(Saved entries)
------------------------------

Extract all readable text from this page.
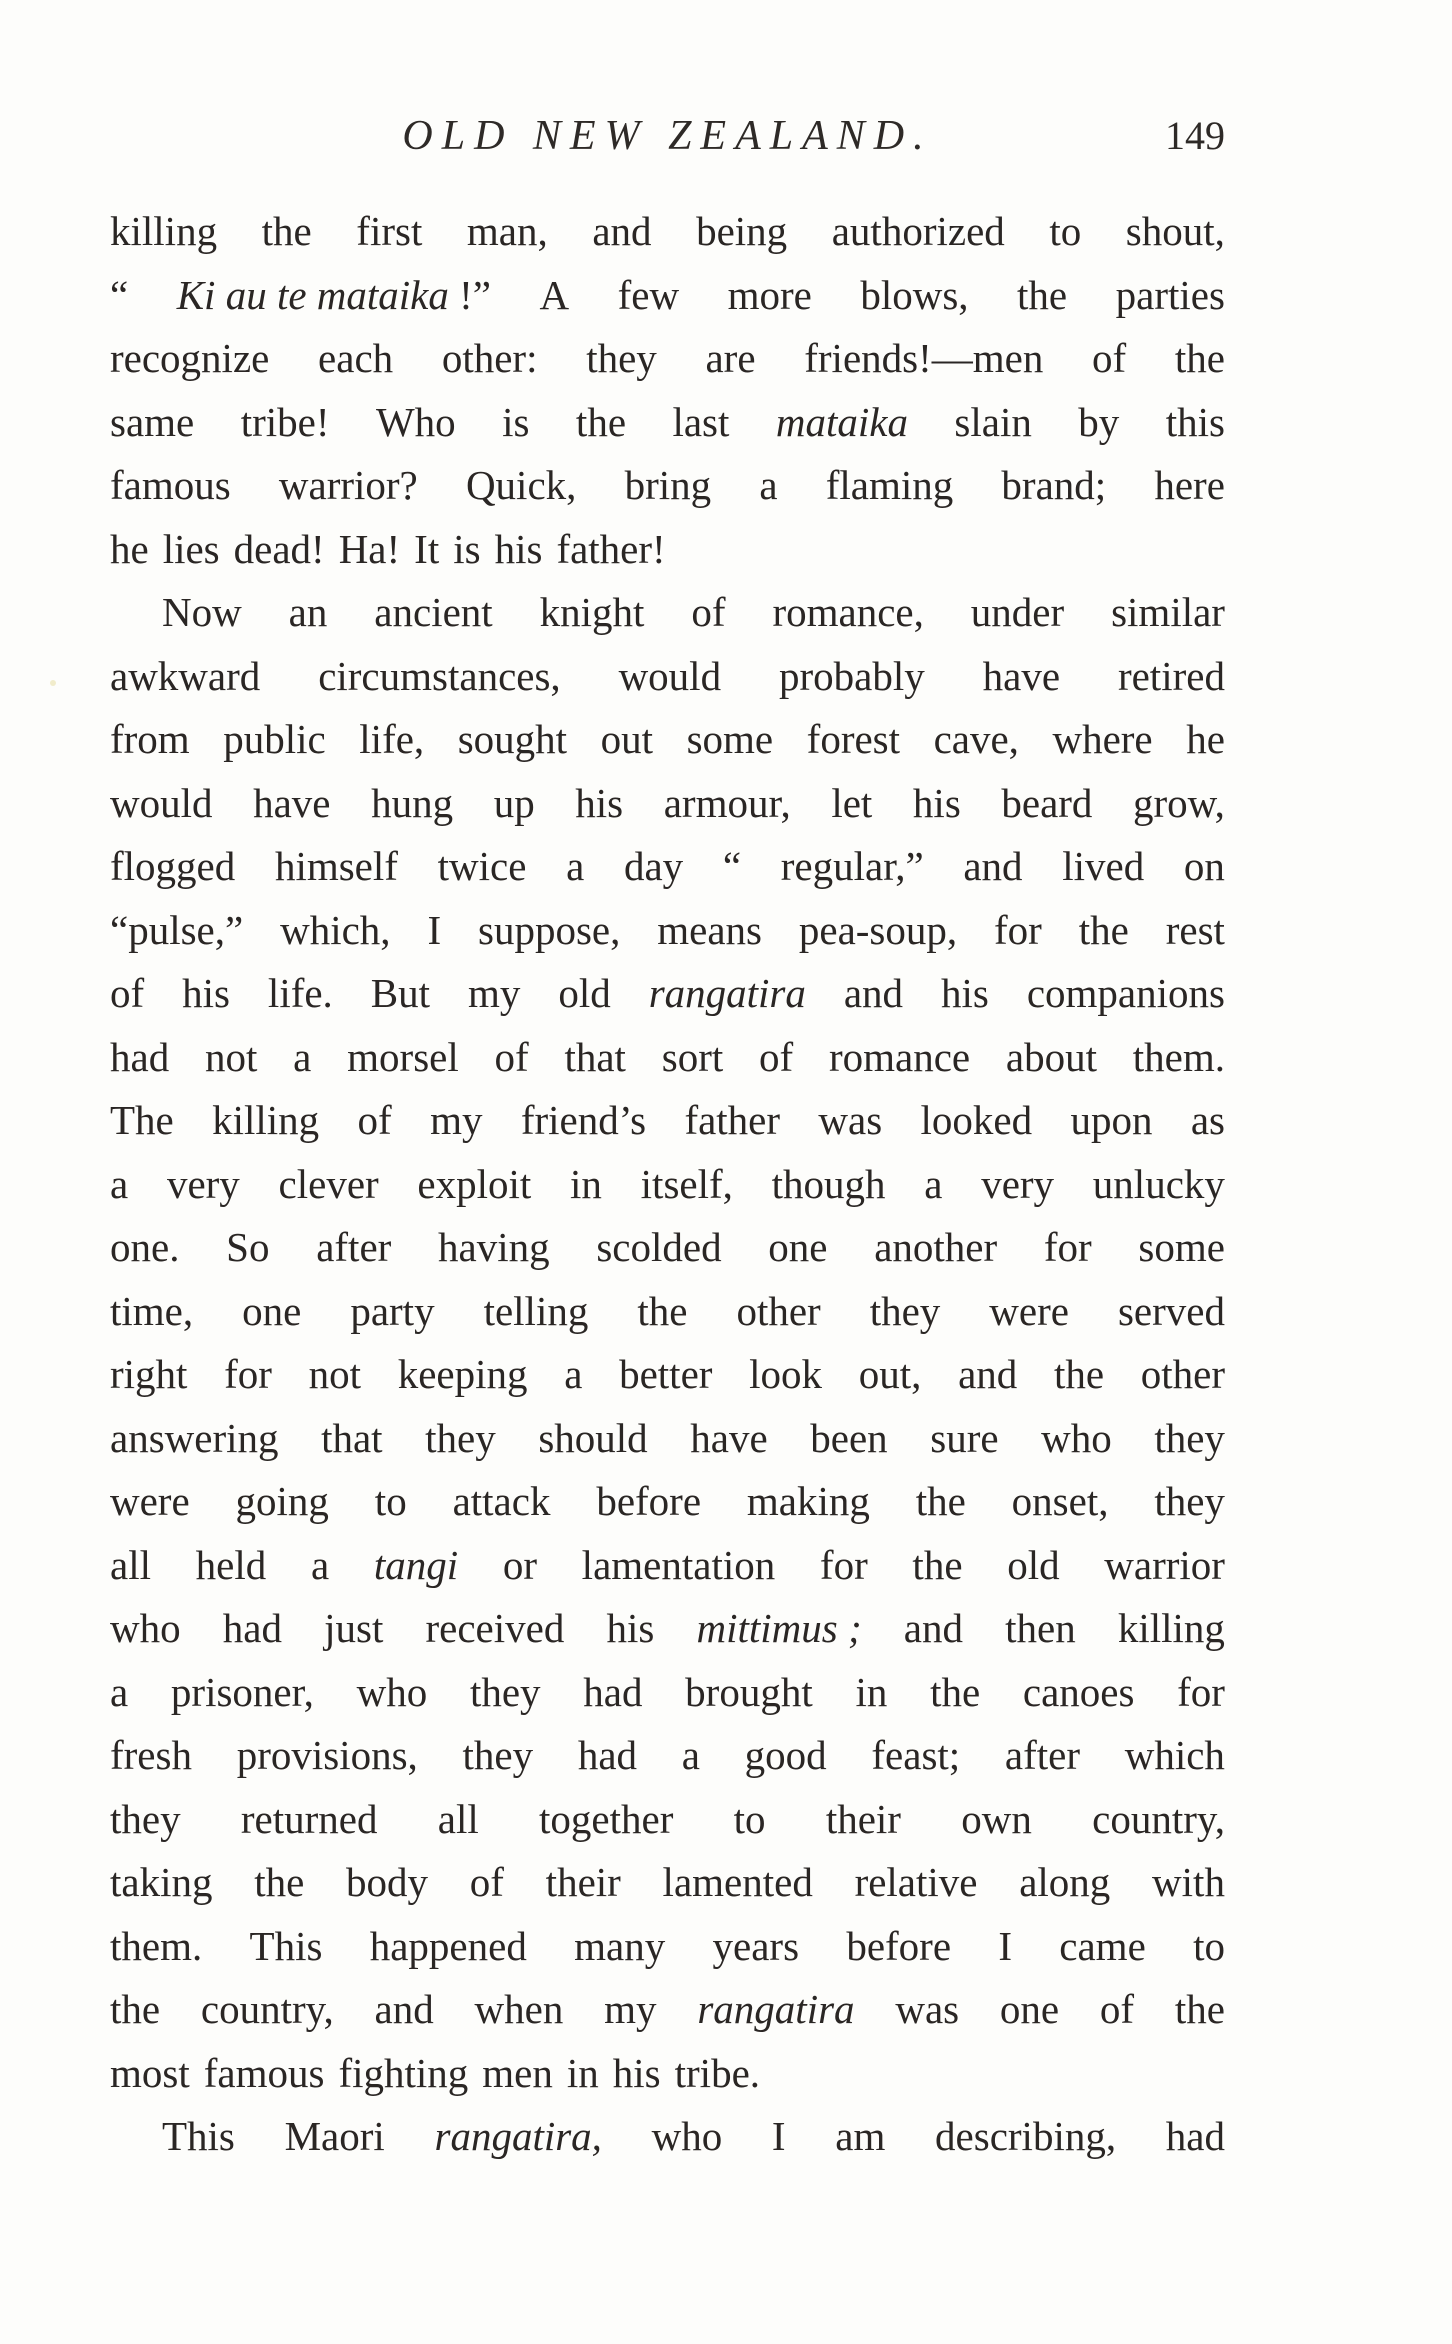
OLD NEW ZEALAND.	149
killing the first man, and being authorized to shout,
“ Ki au te mataika !” A few more blows, the parties
recognize each other: they are friends!—men of the
same tribe! Who is the last mataika slain by this
famous warrior? Quick, bring a flaming brand; here
he lies dead! Ha! It is his father!
Now an ancient knight of romance, under similar
awkward circumstances, would probably have retired
from public life, sought out some forest cave, where he
would have hung up his armour, let his beard grow,
flogged himself twice a day “ regular,” and lived on
“pulse,” which, I suppose, means pea-soup, for the rest
of his life. But my old rangatira and his companions
had not a morsel of that sort of romance about them.
The killing of my friend’s father was looked upon as
a very clever exploit in itself, though a very unlucky
one. So after having scolded one another for some
time, one party telling the other they were served
right for not keeping a better look out, and the other
answering that they should have been sure who they
were going to attack before making the onset, they
all held a tangi or lamentation for the old warrior
who had just received his mittimus ; and then killing
a prisoner, who they had brought in the canoes for
fresh provisions, they had a good feast; after which
they returned all together to their own country,
taking the body of their lamented relative along with
them. This happened many years before I came to
the country, and when my rangatira was one of the
most famous fighting men in his tribe.
This Maori rangatira, who I am describing, had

------------------------------

Aim: Copy every line of the listing containing the string "famous".

Result of the exercise:
famous warrior? Quick, bring a flaming brand; here
most famous fighting men in his tribe.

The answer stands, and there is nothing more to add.